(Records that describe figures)
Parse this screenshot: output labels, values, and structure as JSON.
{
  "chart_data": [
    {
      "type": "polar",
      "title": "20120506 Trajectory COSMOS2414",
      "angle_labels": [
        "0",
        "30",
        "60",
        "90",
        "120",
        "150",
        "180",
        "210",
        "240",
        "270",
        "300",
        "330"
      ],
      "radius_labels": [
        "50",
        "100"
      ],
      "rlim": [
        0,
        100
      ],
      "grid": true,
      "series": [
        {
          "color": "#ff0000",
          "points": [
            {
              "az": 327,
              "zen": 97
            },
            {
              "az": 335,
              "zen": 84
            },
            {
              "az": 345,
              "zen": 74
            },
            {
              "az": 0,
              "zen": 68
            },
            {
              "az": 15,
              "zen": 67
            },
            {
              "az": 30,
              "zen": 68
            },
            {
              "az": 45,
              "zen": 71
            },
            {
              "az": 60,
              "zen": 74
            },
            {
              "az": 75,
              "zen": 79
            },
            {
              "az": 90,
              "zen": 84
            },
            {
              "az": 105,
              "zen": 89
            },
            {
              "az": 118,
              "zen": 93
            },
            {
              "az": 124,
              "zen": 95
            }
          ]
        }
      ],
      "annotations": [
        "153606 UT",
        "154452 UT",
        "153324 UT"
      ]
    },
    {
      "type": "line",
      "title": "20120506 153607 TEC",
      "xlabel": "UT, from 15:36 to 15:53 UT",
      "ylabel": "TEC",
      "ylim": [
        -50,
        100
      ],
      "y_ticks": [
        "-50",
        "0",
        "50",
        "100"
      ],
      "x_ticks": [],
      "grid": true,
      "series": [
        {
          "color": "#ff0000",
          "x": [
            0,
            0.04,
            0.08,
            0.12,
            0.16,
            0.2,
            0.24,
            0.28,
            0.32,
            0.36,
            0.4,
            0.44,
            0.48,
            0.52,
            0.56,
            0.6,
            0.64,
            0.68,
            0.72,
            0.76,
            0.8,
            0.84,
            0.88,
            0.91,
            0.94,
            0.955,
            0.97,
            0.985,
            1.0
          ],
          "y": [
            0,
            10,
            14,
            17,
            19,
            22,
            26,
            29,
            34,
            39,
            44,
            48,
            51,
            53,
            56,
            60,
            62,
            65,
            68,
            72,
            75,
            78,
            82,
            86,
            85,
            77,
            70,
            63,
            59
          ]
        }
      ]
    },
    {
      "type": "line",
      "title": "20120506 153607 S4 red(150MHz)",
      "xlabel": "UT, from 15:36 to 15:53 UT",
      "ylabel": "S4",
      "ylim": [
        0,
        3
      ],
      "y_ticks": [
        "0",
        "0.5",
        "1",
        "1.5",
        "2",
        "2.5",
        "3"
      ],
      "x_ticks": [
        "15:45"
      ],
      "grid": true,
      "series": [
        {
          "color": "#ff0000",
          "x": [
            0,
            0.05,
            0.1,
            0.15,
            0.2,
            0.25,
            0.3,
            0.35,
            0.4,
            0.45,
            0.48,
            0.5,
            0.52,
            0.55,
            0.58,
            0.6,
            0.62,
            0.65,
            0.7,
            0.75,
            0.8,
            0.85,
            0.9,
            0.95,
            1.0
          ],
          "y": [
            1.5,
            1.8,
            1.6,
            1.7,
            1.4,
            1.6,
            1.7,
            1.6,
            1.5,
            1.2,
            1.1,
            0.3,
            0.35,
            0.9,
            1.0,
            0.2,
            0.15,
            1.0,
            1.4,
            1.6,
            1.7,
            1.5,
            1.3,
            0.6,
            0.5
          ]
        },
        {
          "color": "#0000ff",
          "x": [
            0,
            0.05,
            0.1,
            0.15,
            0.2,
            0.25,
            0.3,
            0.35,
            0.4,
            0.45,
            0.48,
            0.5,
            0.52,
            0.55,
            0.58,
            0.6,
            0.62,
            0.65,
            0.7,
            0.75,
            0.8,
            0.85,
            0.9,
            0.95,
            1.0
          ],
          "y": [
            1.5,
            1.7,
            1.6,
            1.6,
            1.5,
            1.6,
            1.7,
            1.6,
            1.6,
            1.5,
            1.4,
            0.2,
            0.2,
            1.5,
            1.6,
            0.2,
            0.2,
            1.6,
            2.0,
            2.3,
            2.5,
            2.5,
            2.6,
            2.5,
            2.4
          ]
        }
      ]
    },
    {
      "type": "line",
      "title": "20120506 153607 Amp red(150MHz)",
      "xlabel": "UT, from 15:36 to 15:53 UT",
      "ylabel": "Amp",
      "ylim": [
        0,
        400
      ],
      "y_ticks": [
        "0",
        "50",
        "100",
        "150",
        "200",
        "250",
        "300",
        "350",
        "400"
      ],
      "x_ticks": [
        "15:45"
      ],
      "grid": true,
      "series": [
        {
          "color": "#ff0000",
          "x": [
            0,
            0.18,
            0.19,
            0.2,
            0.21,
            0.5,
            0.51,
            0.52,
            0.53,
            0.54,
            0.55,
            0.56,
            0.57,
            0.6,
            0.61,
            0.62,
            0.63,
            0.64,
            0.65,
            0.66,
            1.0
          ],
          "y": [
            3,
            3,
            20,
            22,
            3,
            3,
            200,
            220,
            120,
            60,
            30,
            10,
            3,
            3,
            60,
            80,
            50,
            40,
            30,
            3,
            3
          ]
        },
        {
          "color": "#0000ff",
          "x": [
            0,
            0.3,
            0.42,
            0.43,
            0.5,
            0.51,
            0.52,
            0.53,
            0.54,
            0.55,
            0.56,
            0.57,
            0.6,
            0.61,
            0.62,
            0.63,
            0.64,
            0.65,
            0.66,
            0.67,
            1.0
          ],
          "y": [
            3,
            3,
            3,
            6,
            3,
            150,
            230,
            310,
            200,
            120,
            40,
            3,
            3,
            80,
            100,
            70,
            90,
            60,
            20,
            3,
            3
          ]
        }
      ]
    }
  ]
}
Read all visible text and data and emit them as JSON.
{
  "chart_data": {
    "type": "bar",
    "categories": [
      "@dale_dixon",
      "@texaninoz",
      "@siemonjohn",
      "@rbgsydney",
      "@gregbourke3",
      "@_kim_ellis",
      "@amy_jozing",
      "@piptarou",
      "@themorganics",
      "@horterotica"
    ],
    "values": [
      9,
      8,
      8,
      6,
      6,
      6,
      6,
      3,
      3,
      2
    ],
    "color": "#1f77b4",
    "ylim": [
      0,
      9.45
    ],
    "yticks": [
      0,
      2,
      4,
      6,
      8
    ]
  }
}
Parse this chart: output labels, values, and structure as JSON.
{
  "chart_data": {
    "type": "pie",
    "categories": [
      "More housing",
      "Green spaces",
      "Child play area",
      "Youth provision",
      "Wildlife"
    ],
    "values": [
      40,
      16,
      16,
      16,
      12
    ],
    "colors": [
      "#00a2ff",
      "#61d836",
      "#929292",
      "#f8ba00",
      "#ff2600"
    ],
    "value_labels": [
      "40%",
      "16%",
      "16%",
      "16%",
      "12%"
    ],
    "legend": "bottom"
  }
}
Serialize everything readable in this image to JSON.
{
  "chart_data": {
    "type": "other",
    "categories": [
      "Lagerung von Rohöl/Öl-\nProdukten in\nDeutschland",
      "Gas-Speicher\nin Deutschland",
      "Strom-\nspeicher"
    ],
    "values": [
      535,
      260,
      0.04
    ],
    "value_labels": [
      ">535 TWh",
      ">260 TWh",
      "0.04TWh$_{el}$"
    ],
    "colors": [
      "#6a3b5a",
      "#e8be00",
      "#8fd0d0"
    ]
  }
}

## Problem to work on
Reproduce the listing in full. Keep it exactly as written.

## Solved exercise
Parse this screenshot: output labels, values, and structure as JSON.
{
  "chart_data": [
    {
      "type": "polar",
      "title": "20120506 Trajectory COSMOS2414",
      "angle_labels": [
        "0",
        "30",
        "60",
        "90",
        "120",
        "150",
        "180",
        "210",
        "240",
        "270",
        "300",
        "330"
      ],
      "radius_labels": [
        "50",
        "100"
      ],
      "rlim": [
        0,
        100
      ],
      "grid": true,
      "series": [
        {
          "color": "#ff0000",
          "points": [
            {
              "az": 327,
              "zen": 97
            },
            {
              "az": 335,
              "zen": 84
            },
            {
              "az": 345,
              "zen": 74
            },
            {
              "az": 0,
              "zen": 68
            },
            {
              "az": 15,
              "zen": 67
            },
            {
              "az": 30,
              "zen": 68
            },
            {
              "az": 45,
              "zen": 71
            },
            {
              "az": 60,
              "zen": 74
            },
            {
              "az": 75,
              "zen": 79
            },
            {
              "az": 90,
              "zen": 84
            },
            {
              "az": 105,
              "zen": 89
            },
            {
              "az": 118,
              "zen": 93
            },
            {
              "az": 124,
              "zen": 95
            }
          ]
        }
      ],
      "annotations": [
        "153606 UT",
        "154452 UT",
        "153324 UT"
      ]
    },
    {
      "type": "line",
      "title": "20120506 153607 TEC",
      "xlabel": "UT, from 15:36 to 15:53 UT",
      "ylabel": "TEC",
      "ylim": [
        -50,
        100
      ],
      "y_ticks": [
        "-50",
        "0",
        "50",
        "100"
      ],
      "x_ticks": [],
      "grid": true,
      "series": [
        {
          "color": "#ff0000",
          "x": [
            0,
            0.04,
            0.08,
            0.12,
            0.16,
            0.2,
            0.24,
            0.28,
            0.32,
            0.36,
            0.4,
            0.44,
            0.48,
            0.52,
            0.56,
            0.6,
            0.64,
            0.68,
            0.72,
            0.76,
            0.8,
            0.84,
            0.88,
            0.91,
            0.94,
            0.955,
            0.97,
            0.985,
            1.0
          ],
          "y": [
            0,
            10,
            14,
            17,
            19,
            22,
            26,
            29,
            34,
            39,
            44,
            48,
            51,
            53,
            56,
            60,
            62,
            65,
            68,
            72,
            75,
            78,
            82,
            86,
            85,
            77,
            70,
            63,
            59
          ]
        }
      ]
    },
    {
      "type": "line",
      "title": "20120506 153607 S4 red(150MHz)",
      "xlabel": "UT, from 15:36 to 15:53 UT",
      "ylabel": "S4",
      "ylim": [
        0,
        3
      ],
      "y_ticks": [
        "0",
        "0.5",
        "1",
        "1.5",
        "2",
        "2.5",
        "3"
      ],
      "x_ticks": [
        "15:45"
      ],
      "grid": true,
      "series": [
        {
          "color": "#ff0000",
          "x": [
            0,
            0.05,
            0.1,
            0.15,
            0.2,
            0.25,
            0.3,
            0.35,
            0.4,
            0.45,
            0.48,
            0.5,
            0.52,
            0.55,
            0.58,
            0.6,
            0.62,
            0.65,
            0.7,
            0.75,
            0.8,
            0.85,
            0.9,
            0.95,
            1.0
          ],
          "y": [
            1.5,
            1.8,
            1.6,
            1.7,
            1.4,
            1.6,
            1.7,
            1.6,
            1.5,
            1.2,
            1.1,
            0.3,
            0.35,
            0.9,
            1.0,
            0.2,
            0.15,
            1.0,
            1.4,
            1.6,
            1.7,
            1.5,
            1.3,
            0.6,
            0.5
          ]
        },
        {
          "color": "#0000ff",
          "x": [
            0,
            0.05,
            0.1,
            0.15,
            0.2,
            0.25,
            0.3,
            0.35,
            0.4,
            0.45,
            0.48,
            0.5,
            0.52,
            0.55,
            0.58,
            0.6,
            0.62,
            0.65,
            0.7,
            0.75,
            0.8,
            0.85,
            0.9,
            0.95,
            1.0
          ],
          "y": [
            1.5,
            1.7,
            1.6,
            1.6,
            1.5,
            1.6,
            1.7,
            1.6,
            1.6,
            1.5,
            1.4,
            0.2,
            0.2,
            1.5,
            1.6,
            0.2,
            0.2,
            1.6,
            2.0,
            2.3,
            2.5,
            2.5,
            2.6,
            2.5,
            2.4
          ]
        }
      ]
    },
    {
      "type": "line",
      "title": "20120506 153607 Amp red(150MHz)",
      "xlabel": "UT, from 15:36 to 15:53 UT",
      "ylabel": "Amp",
      "ylim": [
        0,
        400
      ],
      "y_ticks": [
        "0",
        "50",
        "100",
        "150",
        "200",
        "250",
        "300",
        "350",
        "400"
      ],
      "x_ticks": [
        "15:45"
      ],
      "grid": true,
      "series": [
        {
          "color": "#ff0000",
          "x": [
            0,
            0.18,
            0.19,
            0.2,
            0.21,
            0.5,
            0.51,
            0.52,
            0.53,
            0.54,
            0.55,
            0.56,
            0.57,
            0.6,
            0.61,
            0.62,
            0.63,
            0.64,
            0.65,
            0.66,
            1.0
          ],
          "y": [
            3,
            3,
            20,
            22,
            3,
            3,
            200,
            220,
            120,
            60,
            30,
            10,
            3,
            3,
            60,
            80,
            50,
            40,
            30,
            3,
            3
          ]
        },
        {
          "color": "#0000ff",
          "x": [
            0,
            0.3,
            0.42,
            0.43,
            0.5,
            0.51,
            0.52,
            0.53,
            0.54,
            0.55,
            0.56,
            0.57,
            0.6,
            0.61,
            0.62,
            0.63,
            0.64,
            0.65,
            0.66,
            0.67,
            1.0
          ],
          "y": [
            3,
            3,
            3,
            6,
            3,
            150,
            230,
            310,
            200,
            120,
            40,
            3,
            3,
            80,
            100,
            70,
            90,
            60,
            20,
            3,
            3
          ]
        }
      ]
    }
  ]
}
Read all visible text and data and emit them as JSON.
{
  "chart_data": {
    "type": "bar",
    "categories": [
      "@dale_dixon",
      "@texaninoz",
      "@siemonjohn",
      "@rbgsydney",
      "@gregbourke3",
      "@_kim_ellis",
      "@amy_jozing",
      "@piptarou",
      "@themorganics",
      "@horterotica"
    ],
    "values": [
      9,
      8,
      8,
      6,
      6,
      6,
      6,
      3,
      3,
      2
    ],
    "color": "#1f77b4",
    "ylim": [
      0,
      9.45
    ],
    "yticks": [
      0,
      2,
      4,
      6,
      8
    ]
  }
}
Parse this chart: output labels, values, and structure as JSON.
{
  "chart_data": {
    "type": "pie",
    "categories": [
      "More housing",
      "Green spaces",
      "Child play area",
      "Youth provision",
      "Wildlife"
    ],
    "values": [
      40,
      16,
      16,
      16,
      12
    ],
    "colors": [
      "#00a2ff",
      "#61d836",
      "#929292",
      "#f8ba00",
      "#ff2600"
    ],
    "value_labels": [
      "40%",
      "16%",
      "16%",
      "16%",
      "12%"
    ],
    "legend": "bottom"
  }
}
Serialize everything readable in this image to JSON.
{
  "chart_data": {
    "type": "other",
    "categories": [
      "Lagerung von Rohöl/Öl-\nProdukten in\nDeutschland",
      "Gas-Speicher\nin Deutschland",
      "Strom-\nspeicher"
    ],
    "values": [
      535,
      260,
      0.04
    ],
    "value_labels": [
      ">535 TWh",
      ">260 TWh",
      "0.04TWh$_{el}$"
    ],
    "colors": [
      "#6a3b5a",
      "#e8be00",
      "#8fd0d0"
    ]
  }
}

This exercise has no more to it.